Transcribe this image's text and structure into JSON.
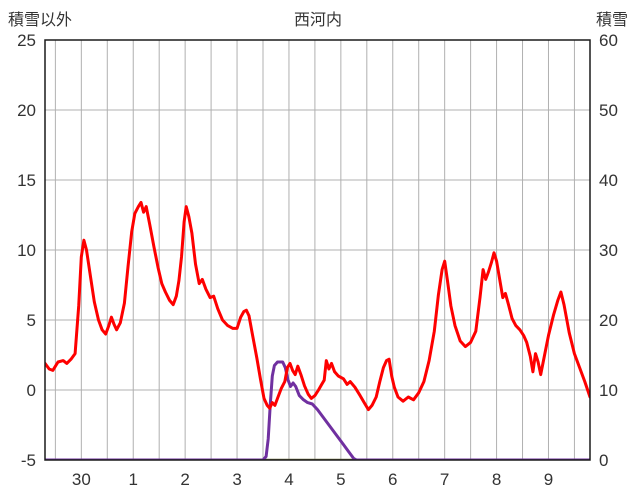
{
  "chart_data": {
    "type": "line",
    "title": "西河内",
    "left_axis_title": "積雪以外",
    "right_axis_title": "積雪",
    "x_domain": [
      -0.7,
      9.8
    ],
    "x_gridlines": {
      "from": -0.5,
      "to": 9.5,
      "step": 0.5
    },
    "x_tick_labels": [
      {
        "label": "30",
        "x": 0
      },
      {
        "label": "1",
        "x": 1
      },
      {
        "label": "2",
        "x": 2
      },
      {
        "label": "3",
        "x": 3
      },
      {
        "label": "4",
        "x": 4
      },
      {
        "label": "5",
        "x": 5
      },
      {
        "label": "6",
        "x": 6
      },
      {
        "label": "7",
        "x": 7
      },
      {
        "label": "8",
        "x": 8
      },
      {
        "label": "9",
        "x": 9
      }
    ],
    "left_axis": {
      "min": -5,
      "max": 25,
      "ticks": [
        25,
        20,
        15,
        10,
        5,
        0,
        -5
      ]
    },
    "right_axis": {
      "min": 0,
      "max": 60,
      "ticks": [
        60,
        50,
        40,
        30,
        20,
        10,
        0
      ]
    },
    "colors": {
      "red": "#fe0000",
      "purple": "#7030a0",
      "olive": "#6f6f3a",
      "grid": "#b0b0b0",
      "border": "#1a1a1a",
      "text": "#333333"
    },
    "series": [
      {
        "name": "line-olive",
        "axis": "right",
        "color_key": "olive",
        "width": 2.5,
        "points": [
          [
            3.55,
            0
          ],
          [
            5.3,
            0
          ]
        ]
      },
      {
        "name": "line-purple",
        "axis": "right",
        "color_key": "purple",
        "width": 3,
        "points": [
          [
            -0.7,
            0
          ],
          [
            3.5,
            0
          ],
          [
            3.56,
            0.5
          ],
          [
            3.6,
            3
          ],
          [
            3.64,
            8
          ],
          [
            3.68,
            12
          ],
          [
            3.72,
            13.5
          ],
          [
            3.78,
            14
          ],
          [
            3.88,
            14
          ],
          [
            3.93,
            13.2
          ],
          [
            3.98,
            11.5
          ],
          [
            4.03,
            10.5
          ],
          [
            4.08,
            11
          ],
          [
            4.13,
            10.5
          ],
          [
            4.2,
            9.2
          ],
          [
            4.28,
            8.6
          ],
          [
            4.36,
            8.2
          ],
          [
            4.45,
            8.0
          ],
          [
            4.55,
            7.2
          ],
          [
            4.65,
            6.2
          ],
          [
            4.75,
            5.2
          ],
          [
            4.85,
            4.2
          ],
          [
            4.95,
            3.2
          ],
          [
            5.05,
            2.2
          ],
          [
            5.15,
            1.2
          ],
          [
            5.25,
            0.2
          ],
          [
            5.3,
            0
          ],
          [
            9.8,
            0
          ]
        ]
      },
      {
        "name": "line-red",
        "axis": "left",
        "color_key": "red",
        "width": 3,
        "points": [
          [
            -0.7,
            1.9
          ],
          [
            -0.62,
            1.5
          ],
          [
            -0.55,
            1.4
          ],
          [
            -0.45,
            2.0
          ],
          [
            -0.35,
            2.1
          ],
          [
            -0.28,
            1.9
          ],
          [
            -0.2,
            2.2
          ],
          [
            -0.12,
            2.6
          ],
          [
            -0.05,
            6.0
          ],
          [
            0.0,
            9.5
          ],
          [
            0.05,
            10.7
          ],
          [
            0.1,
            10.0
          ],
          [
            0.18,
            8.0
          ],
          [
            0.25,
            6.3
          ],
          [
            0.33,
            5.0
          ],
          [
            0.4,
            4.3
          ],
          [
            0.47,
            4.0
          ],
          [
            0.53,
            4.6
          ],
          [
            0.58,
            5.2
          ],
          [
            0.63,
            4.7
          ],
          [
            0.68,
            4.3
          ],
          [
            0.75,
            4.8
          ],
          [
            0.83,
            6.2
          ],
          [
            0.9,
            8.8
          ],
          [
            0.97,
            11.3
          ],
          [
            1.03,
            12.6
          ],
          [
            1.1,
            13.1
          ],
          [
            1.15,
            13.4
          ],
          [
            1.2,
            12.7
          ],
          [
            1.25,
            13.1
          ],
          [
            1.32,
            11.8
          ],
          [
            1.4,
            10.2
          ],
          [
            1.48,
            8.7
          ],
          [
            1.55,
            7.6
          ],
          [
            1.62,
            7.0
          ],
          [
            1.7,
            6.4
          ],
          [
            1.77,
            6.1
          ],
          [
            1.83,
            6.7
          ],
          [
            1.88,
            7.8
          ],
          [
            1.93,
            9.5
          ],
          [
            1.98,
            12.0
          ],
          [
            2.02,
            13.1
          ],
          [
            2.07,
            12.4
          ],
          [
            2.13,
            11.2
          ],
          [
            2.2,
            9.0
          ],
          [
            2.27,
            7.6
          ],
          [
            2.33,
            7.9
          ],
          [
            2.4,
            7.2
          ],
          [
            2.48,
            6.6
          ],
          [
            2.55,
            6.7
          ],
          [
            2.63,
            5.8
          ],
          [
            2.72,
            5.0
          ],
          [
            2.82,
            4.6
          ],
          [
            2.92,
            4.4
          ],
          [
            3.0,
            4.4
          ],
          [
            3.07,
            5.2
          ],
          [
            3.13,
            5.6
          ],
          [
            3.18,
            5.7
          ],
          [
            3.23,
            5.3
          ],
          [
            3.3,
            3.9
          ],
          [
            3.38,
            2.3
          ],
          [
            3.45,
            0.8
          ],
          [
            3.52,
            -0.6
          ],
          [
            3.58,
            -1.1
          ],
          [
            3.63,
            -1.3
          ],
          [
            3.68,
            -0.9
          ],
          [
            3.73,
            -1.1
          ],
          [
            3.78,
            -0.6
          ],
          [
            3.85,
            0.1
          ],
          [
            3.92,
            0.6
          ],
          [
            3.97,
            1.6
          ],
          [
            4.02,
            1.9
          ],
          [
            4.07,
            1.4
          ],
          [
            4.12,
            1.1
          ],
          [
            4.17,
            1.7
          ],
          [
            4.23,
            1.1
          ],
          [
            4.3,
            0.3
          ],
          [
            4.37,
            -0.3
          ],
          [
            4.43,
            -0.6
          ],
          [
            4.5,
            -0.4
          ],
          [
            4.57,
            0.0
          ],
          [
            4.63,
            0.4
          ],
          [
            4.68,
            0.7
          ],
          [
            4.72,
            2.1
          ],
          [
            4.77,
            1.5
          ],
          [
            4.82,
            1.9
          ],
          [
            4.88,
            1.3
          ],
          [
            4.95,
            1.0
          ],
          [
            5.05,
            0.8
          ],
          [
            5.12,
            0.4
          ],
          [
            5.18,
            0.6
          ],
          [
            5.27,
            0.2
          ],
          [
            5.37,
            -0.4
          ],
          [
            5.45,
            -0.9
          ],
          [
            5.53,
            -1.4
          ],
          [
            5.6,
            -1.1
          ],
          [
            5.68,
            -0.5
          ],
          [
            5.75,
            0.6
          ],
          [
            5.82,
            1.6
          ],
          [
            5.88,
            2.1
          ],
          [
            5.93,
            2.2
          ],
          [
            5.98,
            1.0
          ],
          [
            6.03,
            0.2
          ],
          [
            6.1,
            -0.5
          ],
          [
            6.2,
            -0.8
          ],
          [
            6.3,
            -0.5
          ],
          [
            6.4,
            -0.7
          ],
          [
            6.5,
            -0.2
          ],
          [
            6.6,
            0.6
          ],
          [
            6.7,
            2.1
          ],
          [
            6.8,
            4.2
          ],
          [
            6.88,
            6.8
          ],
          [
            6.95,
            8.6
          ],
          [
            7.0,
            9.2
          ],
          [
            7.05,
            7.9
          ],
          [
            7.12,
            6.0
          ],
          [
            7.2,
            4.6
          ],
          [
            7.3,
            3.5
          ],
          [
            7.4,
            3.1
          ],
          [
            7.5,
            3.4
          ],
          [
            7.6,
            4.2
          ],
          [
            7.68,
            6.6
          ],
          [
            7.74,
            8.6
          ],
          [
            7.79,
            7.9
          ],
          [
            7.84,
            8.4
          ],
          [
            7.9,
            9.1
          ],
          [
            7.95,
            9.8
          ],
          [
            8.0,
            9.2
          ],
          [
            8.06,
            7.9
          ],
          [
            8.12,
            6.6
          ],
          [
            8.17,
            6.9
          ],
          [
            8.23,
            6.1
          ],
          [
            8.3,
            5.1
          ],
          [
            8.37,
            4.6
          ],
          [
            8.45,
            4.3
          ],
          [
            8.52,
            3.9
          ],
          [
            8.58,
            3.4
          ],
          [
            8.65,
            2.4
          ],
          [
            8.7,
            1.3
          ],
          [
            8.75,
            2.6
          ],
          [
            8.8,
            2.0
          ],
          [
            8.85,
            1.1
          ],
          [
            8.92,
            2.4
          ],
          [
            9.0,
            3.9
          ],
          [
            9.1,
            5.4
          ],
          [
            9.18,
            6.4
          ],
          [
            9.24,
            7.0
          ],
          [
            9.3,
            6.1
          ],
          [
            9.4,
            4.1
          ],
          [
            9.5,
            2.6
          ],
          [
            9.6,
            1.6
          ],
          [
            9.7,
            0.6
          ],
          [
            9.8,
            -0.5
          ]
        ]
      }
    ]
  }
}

=== What you are asked to do ===
What number of lines in the records contain the word "olive"? Answer with that number alone.

=== Problem solution ===
3